## Exercise aim
Output the data that follows exactly, line for line.
━━━━━━━━━━
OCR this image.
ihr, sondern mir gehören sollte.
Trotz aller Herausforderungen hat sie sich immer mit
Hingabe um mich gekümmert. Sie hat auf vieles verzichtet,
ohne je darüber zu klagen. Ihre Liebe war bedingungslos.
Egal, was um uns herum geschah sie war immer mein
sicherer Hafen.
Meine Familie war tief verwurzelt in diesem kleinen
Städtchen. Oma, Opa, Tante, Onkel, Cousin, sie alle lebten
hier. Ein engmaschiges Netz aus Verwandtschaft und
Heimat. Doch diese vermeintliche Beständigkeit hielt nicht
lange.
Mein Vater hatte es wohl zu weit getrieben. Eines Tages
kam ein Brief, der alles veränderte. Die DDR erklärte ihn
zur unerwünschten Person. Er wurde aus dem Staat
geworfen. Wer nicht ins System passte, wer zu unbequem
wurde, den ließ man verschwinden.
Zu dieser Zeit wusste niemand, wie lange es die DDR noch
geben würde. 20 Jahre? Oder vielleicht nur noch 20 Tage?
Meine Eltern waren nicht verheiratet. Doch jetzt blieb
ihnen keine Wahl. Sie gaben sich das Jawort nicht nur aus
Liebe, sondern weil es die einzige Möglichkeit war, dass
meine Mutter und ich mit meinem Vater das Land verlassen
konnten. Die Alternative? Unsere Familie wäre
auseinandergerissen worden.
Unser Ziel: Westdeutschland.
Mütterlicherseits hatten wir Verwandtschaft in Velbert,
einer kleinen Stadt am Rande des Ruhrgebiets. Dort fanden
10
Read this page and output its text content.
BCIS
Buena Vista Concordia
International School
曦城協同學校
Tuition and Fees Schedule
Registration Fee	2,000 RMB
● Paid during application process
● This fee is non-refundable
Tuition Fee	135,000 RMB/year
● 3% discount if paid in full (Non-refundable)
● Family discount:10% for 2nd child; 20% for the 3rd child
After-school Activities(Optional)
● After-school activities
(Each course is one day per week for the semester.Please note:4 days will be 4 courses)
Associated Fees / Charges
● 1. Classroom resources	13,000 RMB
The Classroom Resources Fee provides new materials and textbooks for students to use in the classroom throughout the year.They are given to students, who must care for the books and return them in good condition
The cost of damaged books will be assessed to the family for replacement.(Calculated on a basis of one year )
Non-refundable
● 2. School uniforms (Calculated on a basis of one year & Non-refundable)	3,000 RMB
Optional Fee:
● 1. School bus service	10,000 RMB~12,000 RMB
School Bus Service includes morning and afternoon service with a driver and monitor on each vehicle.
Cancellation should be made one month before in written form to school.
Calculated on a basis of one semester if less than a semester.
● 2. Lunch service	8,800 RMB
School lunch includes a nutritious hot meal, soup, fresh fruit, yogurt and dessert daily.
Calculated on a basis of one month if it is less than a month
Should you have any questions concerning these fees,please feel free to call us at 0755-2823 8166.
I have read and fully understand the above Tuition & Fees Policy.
━━━━━━━━━━
## Exercise answer
OCR this image.
ihr, sondern mir gehören sollte.
Trotz aller Herausforderungen hat sie sich immer mit
Hingabe um mich gekümmert. Sie hat auf vieles verzichtet,
ohne je darüber zu klagen. Ihre Liebe war bedingungslos.
Egal, was um uns herum geschah sie war immer mein
sicherer Hafen.
Meine Familie war tief verwurzelt in diesem kleinen
Städtchen. Oma, Opa, Tante, Onkel, Cousin, sie alle lebten
hier. Ein engmaschiges Netz aus Verwandtschaft und
Heimat. Doch diese vermeintliche Beständigkeit hielt nicht
lange.
Mein Vater hatte es wohl zu weit getrieben. Eines Tages
kam ein Brief, der alles veränderte. Die DDR erklärte ihn
zur unerwünschten Person. Er wurde aus dem Staat
geworfen. Wer nicht ins System passte, wer zu unbequem
wurde, den ließ man verschwinden.
Zu dieser Zeit wusste niemand, wie lange es die DDR noch
geben würde. 20 Jahre? Oder vielleicht nur noch 20 Tage?
Meine Eltern waren nicht verheiratet. Doch jetzt blieb
ihnen keine Wahl. Sie gaben sich das Jawort nicht nur aus
Liebe, sondern weil es die einzige Möglichkeit war, dass
meine Mutter und ich mit meinem Vater das Land verlassen
konnten. Die Alternative? Unsere Familie wäre
auseinandergerissen worden.
Unser Ziel: Westdeutschland.
Mütterlicherseits hatten wir Verwandtschaft in Velbert,
einer kleinen Stadt am Rande des Ruhrgebiets. Dort fanden
10
Read this page and output its text content.
BCIS
Buena Vista Concordia
International School
曦城協同學校
Tuition and Fees Schedule
Registration Fee	2,000 RMB
● Paid during application process
● This fee is non-refundable
Tuition Fee	135,000 RMB/year
● 3% discount if paid in full (Non-refundable)
● Family discount:10% for 2nd child; 20% for the 3rd child
After-school Activities(Optional)
● After-school activities
(Each course is one day per week for the semester.Please note:4 days will be 4 courses)
Associated Fees / Charges
● 1. Classroom resources	13,000 RMB
The Classroom Resources Fee provides new materials and textbooks for students to use in the classroom throughout the year.They are given to students, who must care for the books and return them in good condition
The cost of damaged books will be assessed to the family for replacement.(Calculated on a basis of one year )
Non-refundable
● 2. School uniforms (Calculated on a basis of one year & Non-refundable)	3,000 RMB
Optional Fee:
● 1. School bus service	10,000 RMB~12,000 RMB
School Bus Service includes morning and afternoon service with a driver and monitor on each vehicle.
Cancellation should be made one month before in written form to school.
Calculated on a basis of one semester if less than a semester.
● 2. Lunch service	8,800 RMB
School lunch includes a nutritious hot meal, soup, fresh fruit, yogurt and dessert daily.
Calculated on a basis of one month if it is less than a month
Should you have any questions concerning these fees,please feel free to call us at 0755-2823 8166.
I have read and fully understand the above Tuition & Fees Policy.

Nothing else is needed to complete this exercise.